Task input:
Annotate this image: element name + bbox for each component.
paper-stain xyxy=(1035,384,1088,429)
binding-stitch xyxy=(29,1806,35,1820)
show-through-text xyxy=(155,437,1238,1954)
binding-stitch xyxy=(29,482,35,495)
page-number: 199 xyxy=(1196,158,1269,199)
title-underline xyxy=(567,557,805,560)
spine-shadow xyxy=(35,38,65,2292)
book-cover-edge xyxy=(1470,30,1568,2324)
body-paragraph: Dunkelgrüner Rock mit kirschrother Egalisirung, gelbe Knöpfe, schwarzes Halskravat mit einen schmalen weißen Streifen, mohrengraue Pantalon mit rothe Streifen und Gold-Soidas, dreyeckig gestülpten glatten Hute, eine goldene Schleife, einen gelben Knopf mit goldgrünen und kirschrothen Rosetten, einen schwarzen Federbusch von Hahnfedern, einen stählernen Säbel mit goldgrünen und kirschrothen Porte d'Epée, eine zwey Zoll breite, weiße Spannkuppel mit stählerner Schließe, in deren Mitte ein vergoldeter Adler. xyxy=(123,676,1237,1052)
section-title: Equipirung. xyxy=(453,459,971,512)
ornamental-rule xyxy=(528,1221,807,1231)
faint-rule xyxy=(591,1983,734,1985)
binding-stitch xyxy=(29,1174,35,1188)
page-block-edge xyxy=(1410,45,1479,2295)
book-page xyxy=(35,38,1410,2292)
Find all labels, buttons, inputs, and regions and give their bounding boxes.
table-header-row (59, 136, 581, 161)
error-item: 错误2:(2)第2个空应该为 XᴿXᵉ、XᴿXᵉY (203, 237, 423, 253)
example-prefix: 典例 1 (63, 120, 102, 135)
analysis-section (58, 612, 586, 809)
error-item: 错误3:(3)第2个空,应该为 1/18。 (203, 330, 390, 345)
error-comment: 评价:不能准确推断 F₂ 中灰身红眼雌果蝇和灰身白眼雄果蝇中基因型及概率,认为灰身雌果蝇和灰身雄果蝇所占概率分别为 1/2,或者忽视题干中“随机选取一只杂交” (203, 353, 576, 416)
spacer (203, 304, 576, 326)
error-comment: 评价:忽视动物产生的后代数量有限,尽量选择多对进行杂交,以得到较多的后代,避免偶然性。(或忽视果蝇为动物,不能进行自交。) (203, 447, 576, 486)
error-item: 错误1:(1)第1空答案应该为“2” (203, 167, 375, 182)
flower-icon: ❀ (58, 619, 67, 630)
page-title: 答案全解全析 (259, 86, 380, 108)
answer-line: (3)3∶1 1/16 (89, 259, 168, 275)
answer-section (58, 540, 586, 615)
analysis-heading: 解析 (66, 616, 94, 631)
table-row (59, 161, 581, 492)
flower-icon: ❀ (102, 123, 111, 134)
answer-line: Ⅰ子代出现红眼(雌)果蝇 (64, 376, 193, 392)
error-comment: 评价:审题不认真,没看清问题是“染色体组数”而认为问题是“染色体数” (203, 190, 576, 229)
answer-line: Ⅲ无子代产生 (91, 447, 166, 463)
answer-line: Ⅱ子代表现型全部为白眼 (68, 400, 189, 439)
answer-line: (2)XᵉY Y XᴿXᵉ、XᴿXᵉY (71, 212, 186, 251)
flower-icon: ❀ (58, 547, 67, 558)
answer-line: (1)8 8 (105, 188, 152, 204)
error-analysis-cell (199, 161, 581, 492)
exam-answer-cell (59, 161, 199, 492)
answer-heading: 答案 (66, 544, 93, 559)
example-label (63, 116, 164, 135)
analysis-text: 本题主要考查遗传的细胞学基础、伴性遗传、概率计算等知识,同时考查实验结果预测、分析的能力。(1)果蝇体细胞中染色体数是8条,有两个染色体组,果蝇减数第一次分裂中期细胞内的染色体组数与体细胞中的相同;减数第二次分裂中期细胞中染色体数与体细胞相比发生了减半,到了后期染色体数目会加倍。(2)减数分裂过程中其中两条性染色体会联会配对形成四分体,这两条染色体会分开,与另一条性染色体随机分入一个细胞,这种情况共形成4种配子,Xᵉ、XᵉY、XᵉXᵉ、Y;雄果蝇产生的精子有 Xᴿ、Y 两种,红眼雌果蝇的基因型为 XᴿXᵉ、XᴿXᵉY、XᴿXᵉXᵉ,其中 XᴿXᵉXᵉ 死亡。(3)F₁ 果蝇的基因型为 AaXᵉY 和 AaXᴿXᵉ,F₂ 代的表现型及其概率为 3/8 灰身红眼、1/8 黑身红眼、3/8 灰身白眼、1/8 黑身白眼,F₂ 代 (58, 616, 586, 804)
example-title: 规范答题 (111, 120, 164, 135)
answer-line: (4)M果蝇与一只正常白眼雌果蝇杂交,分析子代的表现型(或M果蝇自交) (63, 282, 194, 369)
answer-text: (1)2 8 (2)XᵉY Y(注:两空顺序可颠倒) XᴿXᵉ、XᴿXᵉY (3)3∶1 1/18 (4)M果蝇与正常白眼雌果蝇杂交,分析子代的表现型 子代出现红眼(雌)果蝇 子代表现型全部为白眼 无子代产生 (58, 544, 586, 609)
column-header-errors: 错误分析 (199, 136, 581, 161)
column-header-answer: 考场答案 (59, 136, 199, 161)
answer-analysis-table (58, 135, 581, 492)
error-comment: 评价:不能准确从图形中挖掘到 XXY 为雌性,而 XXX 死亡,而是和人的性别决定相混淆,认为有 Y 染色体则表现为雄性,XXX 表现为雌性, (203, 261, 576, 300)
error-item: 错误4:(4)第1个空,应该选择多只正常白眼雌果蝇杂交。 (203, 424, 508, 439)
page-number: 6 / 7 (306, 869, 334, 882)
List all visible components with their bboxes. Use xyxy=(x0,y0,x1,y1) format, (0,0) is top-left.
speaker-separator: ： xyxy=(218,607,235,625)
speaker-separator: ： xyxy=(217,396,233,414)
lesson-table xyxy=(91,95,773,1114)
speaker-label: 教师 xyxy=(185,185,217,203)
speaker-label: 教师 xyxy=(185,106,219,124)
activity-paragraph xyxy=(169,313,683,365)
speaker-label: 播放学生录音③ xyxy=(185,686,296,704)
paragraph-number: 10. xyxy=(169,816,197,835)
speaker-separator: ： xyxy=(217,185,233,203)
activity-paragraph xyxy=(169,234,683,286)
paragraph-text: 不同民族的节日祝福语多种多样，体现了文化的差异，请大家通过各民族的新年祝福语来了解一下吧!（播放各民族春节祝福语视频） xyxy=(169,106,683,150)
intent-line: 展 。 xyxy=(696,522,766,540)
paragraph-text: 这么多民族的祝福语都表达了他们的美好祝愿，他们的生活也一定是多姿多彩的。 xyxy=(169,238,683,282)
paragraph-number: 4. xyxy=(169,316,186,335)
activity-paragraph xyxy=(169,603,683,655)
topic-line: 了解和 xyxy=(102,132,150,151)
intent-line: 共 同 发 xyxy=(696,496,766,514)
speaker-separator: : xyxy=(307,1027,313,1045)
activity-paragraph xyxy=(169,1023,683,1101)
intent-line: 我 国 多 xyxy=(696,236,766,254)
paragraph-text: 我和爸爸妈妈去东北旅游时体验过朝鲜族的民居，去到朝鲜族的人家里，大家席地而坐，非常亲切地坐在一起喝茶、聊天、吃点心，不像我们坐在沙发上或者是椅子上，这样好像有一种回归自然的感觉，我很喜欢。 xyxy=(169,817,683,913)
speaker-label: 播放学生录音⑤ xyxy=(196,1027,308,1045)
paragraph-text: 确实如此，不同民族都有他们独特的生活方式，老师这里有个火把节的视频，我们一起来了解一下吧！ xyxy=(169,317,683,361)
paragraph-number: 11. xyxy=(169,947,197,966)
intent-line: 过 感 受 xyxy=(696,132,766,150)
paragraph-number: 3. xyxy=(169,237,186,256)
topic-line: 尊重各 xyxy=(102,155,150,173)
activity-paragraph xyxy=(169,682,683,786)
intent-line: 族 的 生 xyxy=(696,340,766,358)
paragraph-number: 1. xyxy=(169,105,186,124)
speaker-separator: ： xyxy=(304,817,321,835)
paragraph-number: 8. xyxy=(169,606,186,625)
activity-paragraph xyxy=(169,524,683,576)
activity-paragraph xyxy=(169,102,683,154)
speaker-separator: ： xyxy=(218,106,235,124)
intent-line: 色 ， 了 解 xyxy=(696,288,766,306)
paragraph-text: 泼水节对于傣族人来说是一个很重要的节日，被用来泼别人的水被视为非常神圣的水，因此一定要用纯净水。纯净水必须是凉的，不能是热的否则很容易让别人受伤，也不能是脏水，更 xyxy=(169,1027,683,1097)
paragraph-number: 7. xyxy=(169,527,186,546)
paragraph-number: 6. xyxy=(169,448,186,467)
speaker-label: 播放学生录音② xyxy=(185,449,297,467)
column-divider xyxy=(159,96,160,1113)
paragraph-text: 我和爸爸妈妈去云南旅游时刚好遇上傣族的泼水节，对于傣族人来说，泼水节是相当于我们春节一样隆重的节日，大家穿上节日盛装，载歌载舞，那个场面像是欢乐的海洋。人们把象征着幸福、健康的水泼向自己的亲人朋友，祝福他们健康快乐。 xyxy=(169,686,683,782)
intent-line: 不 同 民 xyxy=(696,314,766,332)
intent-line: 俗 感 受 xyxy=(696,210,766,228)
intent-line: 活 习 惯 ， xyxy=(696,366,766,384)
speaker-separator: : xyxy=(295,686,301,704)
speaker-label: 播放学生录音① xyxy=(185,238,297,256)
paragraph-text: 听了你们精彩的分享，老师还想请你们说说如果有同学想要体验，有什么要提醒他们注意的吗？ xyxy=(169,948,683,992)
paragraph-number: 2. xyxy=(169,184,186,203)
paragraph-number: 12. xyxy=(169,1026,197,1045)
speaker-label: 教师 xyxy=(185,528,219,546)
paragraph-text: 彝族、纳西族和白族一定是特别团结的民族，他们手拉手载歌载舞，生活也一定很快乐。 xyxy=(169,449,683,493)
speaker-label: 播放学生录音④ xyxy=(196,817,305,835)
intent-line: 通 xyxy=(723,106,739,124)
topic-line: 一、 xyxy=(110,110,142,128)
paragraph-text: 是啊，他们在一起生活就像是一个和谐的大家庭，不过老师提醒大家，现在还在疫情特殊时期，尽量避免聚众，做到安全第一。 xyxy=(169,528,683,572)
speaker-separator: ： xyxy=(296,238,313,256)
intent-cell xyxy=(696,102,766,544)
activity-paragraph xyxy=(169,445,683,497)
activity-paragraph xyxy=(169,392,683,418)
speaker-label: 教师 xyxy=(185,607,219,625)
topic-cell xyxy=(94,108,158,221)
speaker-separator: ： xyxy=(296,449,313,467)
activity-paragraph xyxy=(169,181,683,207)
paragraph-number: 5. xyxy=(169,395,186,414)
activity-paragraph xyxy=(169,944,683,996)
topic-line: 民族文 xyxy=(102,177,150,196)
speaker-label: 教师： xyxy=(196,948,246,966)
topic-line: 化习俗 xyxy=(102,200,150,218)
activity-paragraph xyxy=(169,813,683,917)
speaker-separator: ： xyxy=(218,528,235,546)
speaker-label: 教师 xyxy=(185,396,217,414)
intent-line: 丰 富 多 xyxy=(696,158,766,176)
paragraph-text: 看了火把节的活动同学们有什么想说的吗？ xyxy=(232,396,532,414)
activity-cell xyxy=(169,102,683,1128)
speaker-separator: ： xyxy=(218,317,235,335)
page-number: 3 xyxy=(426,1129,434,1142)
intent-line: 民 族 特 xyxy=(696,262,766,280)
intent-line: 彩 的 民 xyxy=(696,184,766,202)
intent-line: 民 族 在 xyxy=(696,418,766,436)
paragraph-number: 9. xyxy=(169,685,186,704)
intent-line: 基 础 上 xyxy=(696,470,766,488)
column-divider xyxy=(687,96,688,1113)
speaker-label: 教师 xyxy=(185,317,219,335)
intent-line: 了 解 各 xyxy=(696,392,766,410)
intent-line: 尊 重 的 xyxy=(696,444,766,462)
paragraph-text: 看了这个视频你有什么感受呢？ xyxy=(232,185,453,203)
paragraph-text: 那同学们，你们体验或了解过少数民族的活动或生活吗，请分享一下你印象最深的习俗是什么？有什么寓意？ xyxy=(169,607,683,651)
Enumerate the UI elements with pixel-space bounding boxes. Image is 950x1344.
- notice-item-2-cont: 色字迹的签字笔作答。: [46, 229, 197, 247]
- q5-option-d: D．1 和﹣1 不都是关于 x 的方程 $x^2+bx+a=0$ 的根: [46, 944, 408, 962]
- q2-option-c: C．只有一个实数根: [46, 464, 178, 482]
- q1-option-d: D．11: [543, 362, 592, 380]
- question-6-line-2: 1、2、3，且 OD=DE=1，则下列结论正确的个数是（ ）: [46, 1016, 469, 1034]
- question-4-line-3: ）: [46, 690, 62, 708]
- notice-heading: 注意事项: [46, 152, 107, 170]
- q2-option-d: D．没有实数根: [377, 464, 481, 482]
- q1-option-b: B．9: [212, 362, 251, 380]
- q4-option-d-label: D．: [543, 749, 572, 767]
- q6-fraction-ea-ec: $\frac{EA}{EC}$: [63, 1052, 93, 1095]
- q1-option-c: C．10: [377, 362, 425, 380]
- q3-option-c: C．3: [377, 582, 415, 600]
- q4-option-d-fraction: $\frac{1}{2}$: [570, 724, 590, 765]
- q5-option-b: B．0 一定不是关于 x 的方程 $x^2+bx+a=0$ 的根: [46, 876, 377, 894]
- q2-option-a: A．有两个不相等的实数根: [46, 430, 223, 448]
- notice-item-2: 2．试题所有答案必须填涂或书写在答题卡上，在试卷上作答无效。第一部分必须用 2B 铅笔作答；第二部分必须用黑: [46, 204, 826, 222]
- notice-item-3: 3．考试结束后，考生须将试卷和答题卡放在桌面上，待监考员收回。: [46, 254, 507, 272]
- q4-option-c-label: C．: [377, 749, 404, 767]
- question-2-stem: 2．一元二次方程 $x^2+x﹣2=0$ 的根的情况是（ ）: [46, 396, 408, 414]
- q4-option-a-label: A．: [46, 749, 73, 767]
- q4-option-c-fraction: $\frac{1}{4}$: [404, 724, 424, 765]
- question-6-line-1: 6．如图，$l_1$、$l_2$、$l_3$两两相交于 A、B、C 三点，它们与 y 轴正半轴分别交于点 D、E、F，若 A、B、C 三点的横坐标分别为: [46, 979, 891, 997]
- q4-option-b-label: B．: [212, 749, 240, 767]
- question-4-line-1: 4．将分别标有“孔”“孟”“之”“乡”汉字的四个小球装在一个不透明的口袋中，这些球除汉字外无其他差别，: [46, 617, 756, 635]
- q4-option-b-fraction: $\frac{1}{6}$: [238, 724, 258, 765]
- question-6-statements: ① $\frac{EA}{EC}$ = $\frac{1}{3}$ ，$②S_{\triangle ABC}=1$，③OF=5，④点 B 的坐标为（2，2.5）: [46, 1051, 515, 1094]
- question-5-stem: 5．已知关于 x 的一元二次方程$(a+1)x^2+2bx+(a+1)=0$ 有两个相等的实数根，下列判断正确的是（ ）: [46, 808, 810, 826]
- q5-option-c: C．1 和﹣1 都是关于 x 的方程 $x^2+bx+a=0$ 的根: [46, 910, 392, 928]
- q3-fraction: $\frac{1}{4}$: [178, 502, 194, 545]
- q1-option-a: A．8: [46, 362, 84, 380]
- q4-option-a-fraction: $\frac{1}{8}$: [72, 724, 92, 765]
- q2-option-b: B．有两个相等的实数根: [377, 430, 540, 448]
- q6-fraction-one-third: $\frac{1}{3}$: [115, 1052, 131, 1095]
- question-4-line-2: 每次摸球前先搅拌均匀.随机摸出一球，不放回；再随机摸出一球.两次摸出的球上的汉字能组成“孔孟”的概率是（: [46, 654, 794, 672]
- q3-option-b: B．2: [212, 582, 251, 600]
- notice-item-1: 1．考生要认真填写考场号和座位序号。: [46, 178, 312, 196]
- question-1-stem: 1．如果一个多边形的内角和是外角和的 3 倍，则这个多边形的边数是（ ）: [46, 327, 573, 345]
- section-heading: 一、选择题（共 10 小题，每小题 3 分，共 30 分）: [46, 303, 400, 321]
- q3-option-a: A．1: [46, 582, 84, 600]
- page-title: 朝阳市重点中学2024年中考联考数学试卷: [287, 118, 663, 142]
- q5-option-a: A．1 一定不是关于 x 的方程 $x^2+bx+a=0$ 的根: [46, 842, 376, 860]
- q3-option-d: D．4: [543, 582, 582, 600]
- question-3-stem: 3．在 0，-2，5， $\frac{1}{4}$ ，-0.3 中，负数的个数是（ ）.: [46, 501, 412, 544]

Problem description: Copy the listing above word for word, beginning with its first line and ending after the line that contains "section-title: Equipirung. xyxy=(453,459,971,512)". Include that line.

Result of this exercise:
Annotate this image: element name + bbox for each component.
paper-stain xyxy=(1035,384,1088,429)
binding-stitch xyxy=(29,1806,35,1820)
show-through-text xyxy=(155,437,1238,1954)
binding-stitch xyxy=(29,482,35,495)
page-number: 199 xyxy=(1196,158,1269,199)
title-underline xyxy=(567,557,805,560)
spine-shadow xyxy=(35,38,65,2292)
book-cover-edge xyxy=(1470,30,1568,2324)
body-paragraph: Dunkelgrüner Rock mit kirschrother Egalisirung, gelbe Knöpfe, schwarzes Halskravat mit einen schmalen weißen Streifen, mohrengraue Pantalon mit rothe Streifen und Gold-Soidas, dreyeckig gestülpten glatten Hute, eine goldene Schleife, einen gelben Knopf mit goldgrünen und kirschrothen Rosetten, einen schwarzen Federbusch von Hahnfedern, einen stählernen Säbel mit goldgrünen und kirschrothen Porte d'Epée, eine zwey Zoll breite, weiße Spannkuppel mit stählerner Schließe, in deren Mitte ein vergoldeter Adler. xyxy=(123,676,1237,1052)
section-title: Equipirung. xyxy=(453,459,971,512)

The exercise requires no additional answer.